GOAL OF THE EXERCISE: Write out the whole listing, matching it exactly.

DATA SUPPLIED:
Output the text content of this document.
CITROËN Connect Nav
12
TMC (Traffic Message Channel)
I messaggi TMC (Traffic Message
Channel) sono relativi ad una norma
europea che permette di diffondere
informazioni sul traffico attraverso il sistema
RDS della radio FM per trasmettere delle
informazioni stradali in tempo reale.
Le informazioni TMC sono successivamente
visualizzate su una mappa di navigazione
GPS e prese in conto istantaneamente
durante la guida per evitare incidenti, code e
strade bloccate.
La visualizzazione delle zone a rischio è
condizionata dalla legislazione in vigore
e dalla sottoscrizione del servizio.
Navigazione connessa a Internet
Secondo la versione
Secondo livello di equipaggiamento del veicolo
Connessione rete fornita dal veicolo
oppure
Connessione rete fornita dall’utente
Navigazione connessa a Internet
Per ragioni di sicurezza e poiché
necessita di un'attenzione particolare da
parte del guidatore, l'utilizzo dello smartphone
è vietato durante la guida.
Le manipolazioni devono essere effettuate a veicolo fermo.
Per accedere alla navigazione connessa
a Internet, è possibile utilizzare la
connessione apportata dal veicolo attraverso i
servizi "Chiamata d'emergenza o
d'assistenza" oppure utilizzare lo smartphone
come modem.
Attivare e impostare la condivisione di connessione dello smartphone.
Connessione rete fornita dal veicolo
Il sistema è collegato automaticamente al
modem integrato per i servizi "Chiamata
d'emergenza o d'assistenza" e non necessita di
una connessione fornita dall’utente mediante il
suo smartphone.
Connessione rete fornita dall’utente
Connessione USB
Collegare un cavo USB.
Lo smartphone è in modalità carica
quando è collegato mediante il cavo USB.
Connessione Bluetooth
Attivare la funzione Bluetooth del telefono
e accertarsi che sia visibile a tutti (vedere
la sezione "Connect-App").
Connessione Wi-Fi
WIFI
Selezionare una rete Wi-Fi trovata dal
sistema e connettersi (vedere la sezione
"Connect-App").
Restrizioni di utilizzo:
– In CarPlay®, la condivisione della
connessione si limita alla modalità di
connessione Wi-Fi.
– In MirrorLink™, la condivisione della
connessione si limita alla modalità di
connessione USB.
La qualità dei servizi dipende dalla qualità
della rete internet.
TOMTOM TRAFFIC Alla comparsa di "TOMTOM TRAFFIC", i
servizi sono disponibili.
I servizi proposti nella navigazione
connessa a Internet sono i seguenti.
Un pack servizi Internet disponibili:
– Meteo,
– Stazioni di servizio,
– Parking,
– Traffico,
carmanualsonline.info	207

ANSWER TO THIS EXERCISE:
Output the text content of this document.
CITROËN Connect Nav
12
TMC (Traffic Message Channel)
I messaggi TMC (Traffic Message
Channel) sono relativi ad una norma
europea che permette di diffondere
informazioni sul traffico attraverso il sistema
RDS della radio FM per trasmettere delle
informazioni stradali in tempo reale.
Le informazioni TMC sono successivamente
visualizzate su una mappa di navigazione
GPS e prese in conto istantaneamente
durante la guida per evitare incidenti, code e
strade bloccate.
La visualizzazione delle zone a rischio è
condizionata dalla legislazione in vigore
e dalla sottoscrizione del servizio.
Navigazione connessa a Internet
Secondo la versione
Secondo livello di equipaggiamento del veicolo
Connessione rete fornita dal veicolo
oppure
Connessione rete fornita dall’utente
Navigazione connessa a Internet
Per ragioni di sicurezza e poiché
necessita di un'attenzione particolare da
parte del guidatore, l'utilizzo dello smartphone
è vietato durante la guida.
Le manipolazioni devono essere effettuate a veicolo fermo.
Per accedere alla navigazione connessa
a Internet, è possibile utilizzare la
connessione apportata dal veicolo attraverso i
servizi "Chiamata d'emergenza o
d'assistenza" oppure utilizzare lo smartphone
come modem.
Attivare e impostare la condivisione di connessione dello smartphone.
Connessione rete fornita dal veicolo
Il sistema è collegato automaticamente al
modem integrato per i servizi "Chiamata
d'emergenza o d'assistenza" e non necessita di
una connessione fornita dall’utente mediante il
suo smartphone.
Connessione rete fornita dall’utente
Connessione USB
Collegare un cavo USB.
Lo smartphone è in modalità carica
quando è collegato mediante il cavo USB.
Connessione Bluetooth
Attivare la funzione Bluetooth del telefono
e accertarsi che sia visibile a tutti (vedere
la sezione "Connect-App").
Connessione Wi-Fi
WIFI
Selezionare una rete Wi-Fi trovata dal
sistema e connettersi (vedere la sezione
"Connect-App").
Restrizioni di utilizzo:
– In CarPlay®, la condivisione della
connessione si limita alla modalità di
connessione Wi-Fi.
– In MirrorLink™, la condivisione della
connessione si limita alla modalità di
connessione USB.
La qualità dei servizi dipende dalla qualità
della rete internet.
TOMTOM TRAFFIC Alla comparsa di "TOMTOM TRAFFIC", i
servizi sono disponibili.
I servizi proposti nella navigazione
connessa a Internet sono i seguenti.
Un pack servizi Internet disponibili:
– Meteo,
– Stazioni di servizio,
– Parking,
– Traffico,
carmanualsonline.info	207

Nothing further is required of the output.